Source passage
--- Start ---
I have some utf8 data which I would like to bulk insert (sql server 2005). I am using the CODEPAGE 65001:
BULK INSERT #bla
FROM 'D:\bla.txt'
WITH
(
CODEPAGE=65001,
FIELDTERMINATOR = '\t',
ROWTERMINATOR = '\n'
)
Unfortunatly strings like this:
Erdağı
end up being stored like this:
Erda??
Do I use the wrong code page? Is there anything else I can do?
Thanks.
Christian
According to this link, "SQL Server does not support code page 65001 (UTF-8 encoding)." At first, I thought this related only to 2008, but according to a Microsoft technical writer's response to a question on this link, "SQL Server never has supported code page 65001 (UTF-8 encoding)."
You may use c# to handle this problem:
using System;
using System.Collections.Generic;
using System.IO;
using System.Linq;
using System.Text;
using System.Threading.Tasks;
namespace UTF8toUCS2
{
class Program
{
static void Main(string[] args)
--- End ---
What you need to do
- A) From the bulk insert thread, copy everything from "You may use" down to "void Main(string[] args)" without changing a word.
- B) List every namespace that a using directive brings into the C# code in the bulk insert thread.

Stored data
--- Start ---
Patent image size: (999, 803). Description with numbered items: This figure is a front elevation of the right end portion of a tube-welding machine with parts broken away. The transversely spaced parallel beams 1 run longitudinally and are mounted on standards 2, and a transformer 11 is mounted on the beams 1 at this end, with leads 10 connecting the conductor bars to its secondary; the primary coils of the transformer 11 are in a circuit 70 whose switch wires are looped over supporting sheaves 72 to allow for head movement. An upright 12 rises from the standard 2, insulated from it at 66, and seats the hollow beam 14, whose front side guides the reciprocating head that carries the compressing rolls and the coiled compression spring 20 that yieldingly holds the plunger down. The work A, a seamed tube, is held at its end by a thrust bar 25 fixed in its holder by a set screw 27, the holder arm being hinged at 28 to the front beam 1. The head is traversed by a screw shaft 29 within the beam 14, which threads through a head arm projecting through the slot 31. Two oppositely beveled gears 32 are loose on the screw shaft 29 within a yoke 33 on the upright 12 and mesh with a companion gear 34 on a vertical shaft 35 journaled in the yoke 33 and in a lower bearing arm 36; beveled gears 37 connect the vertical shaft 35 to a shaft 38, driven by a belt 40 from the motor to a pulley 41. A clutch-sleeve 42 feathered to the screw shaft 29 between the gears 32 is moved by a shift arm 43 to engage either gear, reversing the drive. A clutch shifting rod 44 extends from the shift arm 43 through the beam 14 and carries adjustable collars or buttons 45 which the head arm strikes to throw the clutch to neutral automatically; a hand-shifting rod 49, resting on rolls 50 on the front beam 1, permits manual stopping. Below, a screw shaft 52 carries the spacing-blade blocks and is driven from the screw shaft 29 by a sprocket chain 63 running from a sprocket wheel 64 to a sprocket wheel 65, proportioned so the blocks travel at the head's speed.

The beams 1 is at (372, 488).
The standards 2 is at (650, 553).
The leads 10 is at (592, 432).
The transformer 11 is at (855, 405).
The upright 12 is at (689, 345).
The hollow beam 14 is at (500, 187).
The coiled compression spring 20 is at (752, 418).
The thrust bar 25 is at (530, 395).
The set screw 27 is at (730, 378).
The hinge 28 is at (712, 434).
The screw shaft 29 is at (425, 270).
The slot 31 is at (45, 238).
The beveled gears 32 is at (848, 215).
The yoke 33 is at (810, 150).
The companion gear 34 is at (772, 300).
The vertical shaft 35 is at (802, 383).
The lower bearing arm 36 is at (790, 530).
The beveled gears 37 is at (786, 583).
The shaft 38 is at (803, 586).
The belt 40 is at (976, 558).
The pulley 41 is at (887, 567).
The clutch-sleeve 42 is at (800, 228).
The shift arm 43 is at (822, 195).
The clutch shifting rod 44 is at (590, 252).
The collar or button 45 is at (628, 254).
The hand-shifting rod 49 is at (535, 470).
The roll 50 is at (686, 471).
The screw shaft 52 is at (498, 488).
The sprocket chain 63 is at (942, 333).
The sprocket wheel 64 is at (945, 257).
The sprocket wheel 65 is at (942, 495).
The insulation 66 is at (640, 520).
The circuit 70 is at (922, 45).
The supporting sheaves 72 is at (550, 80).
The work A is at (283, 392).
--- End ---
Problem solutions
- A)
You may use c# to handle this problem:
using System;
using System.Collections.Generic;
using System.IO;
using System.Linq;
using System.Text;
using System.Threading.Tasks;
namespace UTF8toUCS2
{
class Program
{
static void Main(string[] args)

- B)
System
System.Collections.Generic
System.IO
System.Linq
System.Text
System.Threading.Tasks